JOB
Output the lines from the start of the records through the line containing "diagrams-icon xyxy=(14,117,31,134)" as a numbered list, both ends included and blank lines omitted.

DATA FOR THIS EXERCISE

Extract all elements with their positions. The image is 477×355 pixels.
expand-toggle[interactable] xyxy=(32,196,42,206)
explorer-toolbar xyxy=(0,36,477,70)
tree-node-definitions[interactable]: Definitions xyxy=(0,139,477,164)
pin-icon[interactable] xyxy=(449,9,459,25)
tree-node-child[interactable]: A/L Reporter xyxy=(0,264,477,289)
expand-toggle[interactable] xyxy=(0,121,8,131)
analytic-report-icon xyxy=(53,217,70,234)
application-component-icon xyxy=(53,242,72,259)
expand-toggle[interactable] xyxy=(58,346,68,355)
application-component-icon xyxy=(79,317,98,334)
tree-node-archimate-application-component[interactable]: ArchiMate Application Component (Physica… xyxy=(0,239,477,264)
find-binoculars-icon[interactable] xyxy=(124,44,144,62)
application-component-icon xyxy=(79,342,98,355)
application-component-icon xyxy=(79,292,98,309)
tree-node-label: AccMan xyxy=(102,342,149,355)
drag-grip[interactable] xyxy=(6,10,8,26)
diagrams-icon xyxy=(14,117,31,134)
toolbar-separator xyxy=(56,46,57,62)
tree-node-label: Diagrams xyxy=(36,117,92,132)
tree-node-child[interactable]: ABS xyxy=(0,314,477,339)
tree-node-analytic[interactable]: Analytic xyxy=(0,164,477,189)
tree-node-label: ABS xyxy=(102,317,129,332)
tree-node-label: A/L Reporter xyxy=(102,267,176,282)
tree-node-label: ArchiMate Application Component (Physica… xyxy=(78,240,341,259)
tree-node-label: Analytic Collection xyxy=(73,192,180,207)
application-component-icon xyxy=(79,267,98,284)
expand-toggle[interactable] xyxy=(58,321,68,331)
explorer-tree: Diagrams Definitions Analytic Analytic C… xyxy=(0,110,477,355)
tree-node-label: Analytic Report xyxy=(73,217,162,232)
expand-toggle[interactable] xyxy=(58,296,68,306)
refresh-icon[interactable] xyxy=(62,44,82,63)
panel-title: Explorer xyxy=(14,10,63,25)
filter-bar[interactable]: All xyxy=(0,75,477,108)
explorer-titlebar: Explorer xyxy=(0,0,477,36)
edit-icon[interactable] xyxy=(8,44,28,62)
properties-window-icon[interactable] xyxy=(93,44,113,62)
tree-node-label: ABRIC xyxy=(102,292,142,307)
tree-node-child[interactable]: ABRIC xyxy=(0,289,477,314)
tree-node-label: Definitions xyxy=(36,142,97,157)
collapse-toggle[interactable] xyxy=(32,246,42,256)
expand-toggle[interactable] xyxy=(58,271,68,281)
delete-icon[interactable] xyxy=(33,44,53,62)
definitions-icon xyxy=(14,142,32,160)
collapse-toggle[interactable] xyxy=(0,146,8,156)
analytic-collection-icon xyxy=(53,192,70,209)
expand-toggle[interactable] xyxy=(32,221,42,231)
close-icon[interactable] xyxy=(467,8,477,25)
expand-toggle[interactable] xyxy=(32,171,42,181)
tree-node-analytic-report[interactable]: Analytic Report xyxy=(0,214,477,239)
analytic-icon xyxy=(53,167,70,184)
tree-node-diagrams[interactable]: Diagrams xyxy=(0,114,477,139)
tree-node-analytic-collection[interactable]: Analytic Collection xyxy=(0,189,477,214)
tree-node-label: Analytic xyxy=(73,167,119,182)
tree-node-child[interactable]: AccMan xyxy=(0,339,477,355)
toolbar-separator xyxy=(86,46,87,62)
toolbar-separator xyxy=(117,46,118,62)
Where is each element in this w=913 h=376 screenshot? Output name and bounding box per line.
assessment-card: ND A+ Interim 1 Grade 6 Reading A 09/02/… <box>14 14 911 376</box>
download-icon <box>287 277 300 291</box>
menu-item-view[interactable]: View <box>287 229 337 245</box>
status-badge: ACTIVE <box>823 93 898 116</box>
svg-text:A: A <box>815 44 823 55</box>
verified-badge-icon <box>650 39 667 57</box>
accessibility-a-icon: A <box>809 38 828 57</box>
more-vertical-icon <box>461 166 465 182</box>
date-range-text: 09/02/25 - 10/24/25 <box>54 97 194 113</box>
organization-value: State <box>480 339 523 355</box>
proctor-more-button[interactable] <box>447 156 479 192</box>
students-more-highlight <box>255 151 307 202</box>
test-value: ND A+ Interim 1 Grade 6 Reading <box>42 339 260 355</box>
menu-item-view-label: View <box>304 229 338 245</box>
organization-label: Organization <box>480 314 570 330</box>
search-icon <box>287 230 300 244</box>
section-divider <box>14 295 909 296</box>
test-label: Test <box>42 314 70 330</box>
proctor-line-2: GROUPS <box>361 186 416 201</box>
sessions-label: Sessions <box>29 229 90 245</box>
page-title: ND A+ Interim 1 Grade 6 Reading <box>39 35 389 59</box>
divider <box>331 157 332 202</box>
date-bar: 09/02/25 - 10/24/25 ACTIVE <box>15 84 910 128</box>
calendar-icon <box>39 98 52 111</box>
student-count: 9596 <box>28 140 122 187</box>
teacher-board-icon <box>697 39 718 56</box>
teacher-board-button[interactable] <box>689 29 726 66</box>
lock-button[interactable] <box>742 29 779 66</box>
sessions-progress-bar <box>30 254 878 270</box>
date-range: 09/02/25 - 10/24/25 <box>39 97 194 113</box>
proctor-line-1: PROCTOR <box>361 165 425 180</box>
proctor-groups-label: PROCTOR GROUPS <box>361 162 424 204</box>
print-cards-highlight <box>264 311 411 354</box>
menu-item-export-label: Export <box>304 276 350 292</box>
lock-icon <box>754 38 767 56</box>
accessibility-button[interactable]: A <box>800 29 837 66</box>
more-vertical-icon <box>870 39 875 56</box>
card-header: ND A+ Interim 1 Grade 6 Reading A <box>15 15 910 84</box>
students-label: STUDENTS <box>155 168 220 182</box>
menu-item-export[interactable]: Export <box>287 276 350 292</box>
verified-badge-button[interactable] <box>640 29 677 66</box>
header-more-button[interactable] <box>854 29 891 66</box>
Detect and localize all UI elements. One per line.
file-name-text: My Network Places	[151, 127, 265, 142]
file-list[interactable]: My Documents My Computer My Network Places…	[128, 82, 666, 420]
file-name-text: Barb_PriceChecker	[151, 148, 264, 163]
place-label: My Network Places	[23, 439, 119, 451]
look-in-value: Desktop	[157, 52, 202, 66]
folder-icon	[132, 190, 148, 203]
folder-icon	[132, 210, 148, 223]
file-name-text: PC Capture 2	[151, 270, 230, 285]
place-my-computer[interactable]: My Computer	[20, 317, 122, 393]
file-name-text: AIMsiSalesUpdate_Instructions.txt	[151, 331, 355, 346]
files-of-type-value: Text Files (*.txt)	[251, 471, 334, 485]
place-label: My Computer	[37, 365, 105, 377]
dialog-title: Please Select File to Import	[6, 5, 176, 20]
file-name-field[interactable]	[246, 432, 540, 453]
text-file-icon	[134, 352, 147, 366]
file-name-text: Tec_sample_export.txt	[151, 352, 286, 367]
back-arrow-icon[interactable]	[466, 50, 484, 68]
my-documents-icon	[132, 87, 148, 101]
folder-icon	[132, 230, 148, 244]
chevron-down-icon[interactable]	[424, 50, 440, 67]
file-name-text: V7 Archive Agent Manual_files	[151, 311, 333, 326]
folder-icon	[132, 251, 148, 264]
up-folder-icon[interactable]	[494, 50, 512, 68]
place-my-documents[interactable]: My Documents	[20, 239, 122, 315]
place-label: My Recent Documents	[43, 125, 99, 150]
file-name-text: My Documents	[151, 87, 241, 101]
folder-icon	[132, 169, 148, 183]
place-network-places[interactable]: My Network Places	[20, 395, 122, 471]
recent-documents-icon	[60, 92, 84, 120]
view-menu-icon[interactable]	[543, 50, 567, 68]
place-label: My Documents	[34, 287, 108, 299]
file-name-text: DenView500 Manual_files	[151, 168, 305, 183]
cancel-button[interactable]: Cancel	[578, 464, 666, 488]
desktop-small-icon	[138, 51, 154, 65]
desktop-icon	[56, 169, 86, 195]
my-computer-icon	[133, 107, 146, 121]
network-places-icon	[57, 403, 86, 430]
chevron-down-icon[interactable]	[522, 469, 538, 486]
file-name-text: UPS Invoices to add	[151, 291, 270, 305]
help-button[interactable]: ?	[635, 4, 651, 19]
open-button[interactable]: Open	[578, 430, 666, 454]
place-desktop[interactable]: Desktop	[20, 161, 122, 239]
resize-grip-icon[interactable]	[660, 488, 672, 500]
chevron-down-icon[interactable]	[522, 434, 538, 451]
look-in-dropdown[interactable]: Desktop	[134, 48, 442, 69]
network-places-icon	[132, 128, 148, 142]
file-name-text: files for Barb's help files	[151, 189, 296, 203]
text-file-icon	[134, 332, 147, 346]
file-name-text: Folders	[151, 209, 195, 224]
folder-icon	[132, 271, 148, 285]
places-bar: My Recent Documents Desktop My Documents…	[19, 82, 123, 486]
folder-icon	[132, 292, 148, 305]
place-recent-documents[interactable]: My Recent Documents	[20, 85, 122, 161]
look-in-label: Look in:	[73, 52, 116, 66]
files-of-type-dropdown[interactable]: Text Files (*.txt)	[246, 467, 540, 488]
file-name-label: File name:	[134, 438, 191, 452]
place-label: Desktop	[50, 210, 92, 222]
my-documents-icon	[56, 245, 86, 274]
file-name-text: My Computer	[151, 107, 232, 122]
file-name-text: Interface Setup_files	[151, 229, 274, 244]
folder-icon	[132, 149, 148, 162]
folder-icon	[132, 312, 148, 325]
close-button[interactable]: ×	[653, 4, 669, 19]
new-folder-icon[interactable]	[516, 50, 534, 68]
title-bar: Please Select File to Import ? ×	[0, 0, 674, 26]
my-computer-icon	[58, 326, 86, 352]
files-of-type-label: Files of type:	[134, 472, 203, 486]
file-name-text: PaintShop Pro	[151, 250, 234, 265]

SOLUTION TO THIS TASK
1. Extract all elements with their positions. The image is 477×355 pixels.
2. expand-toggle[interactable] xyxy=(32,196,42,206)
3. explorer-toolbar xyxy=(0,36,477,70)
4. tree-node-definitions[interactable]: Definitions xyxy=(0,139,477,164)
5. pin-icon[interactable] xyxy=(449,9,459,25)
6. tree-node-child[interactable]: A/L Reporter xyxy=(0,264,477,289)
7. expand-toggle[interactable] xyxy=(0,121,8,131)
8. analytic-report-icon xyxy=(53,217,70,234)
9. application-component-icon xyxy=(53,242,72,259)
10. expand-toggle[interactable] xyxy=(58,346,68,355)
11. application-component-icon xyxy=(79,317,98,334)
12. tree-node-archimate-application-component[interactable]: ArchiMate Application Component (Physica… xyxy=(0,239,477,264)
13. find-binoculars-icon[interactable] xyxy=(124,44,144,62)
14. application-component-icon xyxy=(79,342,98,355)
15. application-component-icon xyxy=(79,292,98,309)
16. tree-node-label: AccMan xyxy=(102,342,149,355)
17. drag-grip[interactable] xyxy=(6,10,8,26)
18. diagrams-icon xyxy=(14,117,31,134)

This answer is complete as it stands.